§ Brief: Looking at the data below, count the lines that contain the string "five". Write only the total.

───

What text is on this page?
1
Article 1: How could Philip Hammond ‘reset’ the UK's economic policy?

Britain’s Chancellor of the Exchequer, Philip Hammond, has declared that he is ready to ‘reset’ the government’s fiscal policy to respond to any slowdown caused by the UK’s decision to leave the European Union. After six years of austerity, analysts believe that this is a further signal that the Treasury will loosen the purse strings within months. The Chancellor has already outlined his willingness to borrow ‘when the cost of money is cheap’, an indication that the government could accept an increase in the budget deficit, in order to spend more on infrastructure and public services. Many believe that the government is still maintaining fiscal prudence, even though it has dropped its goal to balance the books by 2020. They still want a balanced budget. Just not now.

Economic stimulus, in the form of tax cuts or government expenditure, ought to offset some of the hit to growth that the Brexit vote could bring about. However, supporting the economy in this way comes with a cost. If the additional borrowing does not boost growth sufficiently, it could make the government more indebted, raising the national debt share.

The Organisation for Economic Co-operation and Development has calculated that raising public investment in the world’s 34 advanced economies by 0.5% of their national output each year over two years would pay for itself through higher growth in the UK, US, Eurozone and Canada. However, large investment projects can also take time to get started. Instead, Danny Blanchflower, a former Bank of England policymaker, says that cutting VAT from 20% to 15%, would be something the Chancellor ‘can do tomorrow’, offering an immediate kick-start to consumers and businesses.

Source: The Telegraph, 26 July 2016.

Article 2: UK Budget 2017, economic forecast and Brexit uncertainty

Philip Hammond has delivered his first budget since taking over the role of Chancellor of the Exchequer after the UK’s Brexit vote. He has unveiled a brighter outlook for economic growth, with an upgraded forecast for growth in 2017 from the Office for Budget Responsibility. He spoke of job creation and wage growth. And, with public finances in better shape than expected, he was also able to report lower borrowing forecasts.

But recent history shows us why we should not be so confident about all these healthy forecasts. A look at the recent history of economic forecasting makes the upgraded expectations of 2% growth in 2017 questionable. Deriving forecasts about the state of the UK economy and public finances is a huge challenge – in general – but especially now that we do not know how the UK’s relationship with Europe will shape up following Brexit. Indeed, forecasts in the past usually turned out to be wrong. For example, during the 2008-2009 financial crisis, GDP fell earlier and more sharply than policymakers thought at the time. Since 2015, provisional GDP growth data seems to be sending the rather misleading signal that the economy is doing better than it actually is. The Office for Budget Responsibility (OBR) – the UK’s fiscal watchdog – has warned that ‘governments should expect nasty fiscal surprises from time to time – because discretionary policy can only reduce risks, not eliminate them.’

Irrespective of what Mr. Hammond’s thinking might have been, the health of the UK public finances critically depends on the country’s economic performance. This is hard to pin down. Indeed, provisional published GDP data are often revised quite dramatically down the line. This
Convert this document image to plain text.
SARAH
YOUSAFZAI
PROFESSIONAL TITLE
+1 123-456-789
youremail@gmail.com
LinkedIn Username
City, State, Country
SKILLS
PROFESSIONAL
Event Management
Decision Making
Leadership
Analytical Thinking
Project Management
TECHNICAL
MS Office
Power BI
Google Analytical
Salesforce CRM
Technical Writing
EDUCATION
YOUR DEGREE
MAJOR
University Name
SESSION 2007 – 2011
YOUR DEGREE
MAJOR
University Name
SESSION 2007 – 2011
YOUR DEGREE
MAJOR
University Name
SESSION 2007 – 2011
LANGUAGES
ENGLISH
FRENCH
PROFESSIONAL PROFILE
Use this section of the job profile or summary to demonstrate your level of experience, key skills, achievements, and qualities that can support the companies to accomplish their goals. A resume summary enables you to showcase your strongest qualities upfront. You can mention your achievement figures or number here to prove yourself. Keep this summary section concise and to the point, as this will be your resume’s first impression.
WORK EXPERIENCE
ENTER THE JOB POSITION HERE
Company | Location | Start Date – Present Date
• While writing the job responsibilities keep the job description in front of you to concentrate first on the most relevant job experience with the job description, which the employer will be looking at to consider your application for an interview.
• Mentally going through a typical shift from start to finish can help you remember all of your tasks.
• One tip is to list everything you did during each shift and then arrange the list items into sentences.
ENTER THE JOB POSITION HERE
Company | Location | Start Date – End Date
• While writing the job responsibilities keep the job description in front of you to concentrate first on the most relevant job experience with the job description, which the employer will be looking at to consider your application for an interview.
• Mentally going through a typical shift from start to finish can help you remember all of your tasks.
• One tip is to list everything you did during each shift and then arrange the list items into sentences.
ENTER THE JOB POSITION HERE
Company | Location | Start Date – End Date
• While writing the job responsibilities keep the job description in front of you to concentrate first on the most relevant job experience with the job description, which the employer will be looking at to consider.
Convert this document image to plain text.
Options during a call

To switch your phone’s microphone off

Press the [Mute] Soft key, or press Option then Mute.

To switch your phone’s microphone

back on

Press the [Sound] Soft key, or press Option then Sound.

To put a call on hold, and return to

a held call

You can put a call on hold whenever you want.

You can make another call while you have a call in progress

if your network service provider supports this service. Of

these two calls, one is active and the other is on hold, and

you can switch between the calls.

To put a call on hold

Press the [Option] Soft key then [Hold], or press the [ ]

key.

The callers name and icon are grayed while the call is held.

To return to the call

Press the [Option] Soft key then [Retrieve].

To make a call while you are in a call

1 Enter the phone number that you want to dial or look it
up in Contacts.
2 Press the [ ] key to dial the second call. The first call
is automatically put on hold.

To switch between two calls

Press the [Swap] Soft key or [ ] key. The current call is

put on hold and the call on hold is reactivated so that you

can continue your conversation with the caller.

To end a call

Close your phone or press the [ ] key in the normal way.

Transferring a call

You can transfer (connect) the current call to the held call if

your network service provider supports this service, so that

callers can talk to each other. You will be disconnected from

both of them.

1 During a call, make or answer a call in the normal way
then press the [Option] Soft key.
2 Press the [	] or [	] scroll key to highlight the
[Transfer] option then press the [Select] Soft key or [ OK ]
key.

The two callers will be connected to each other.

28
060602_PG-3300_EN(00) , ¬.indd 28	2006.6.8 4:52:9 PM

───

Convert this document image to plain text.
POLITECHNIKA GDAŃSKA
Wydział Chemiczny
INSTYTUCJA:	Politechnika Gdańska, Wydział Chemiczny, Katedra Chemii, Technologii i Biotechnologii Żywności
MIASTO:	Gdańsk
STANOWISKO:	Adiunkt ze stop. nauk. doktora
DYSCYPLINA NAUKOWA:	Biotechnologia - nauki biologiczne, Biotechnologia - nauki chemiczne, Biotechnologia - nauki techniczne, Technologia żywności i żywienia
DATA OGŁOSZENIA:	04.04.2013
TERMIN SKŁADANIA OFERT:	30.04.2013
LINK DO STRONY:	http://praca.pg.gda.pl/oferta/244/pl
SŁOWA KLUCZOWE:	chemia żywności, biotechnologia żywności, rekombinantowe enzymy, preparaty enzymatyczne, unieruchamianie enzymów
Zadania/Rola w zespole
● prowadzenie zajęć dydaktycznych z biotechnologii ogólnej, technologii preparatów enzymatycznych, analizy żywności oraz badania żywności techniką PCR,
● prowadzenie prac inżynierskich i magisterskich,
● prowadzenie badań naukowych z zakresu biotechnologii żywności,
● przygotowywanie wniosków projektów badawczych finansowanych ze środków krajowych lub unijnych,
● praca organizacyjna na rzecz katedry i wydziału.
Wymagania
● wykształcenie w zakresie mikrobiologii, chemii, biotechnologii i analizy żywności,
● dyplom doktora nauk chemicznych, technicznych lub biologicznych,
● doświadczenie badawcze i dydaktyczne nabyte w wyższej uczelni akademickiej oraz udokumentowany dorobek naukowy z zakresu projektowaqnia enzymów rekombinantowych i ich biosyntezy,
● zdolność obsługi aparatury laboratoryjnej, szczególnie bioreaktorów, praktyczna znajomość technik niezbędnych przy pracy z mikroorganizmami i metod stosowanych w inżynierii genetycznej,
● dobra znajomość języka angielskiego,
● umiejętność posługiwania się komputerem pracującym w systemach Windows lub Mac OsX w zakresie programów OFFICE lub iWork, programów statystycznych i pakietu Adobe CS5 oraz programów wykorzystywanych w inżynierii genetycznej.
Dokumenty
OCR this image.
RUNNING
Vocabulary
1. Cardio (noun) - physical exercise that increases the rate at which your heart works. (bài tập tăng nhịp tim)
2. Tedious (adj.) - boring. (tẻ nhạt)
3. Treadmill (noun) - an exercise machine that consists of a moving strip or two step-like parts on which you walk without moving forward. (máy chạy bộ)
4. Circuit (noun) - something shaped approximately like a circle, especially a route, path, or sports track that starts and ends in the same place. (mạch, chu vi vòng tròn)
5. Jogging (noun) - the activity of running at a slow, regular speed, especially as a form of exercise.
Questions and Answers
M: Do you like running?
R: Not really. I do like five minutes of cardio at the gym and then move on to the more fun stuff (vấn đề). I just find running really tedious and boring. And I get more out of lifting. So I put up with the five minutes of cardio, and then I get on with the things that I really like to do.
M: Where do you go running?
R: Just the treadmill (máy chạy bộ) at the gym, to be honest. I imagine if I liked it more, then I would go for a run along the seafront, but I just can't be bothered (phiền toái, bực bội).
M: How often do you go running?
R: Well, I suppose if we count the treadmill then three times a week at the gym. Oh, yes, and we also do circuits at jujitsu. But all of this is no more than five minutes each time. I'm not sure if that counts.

───

§ Exercise answer: 2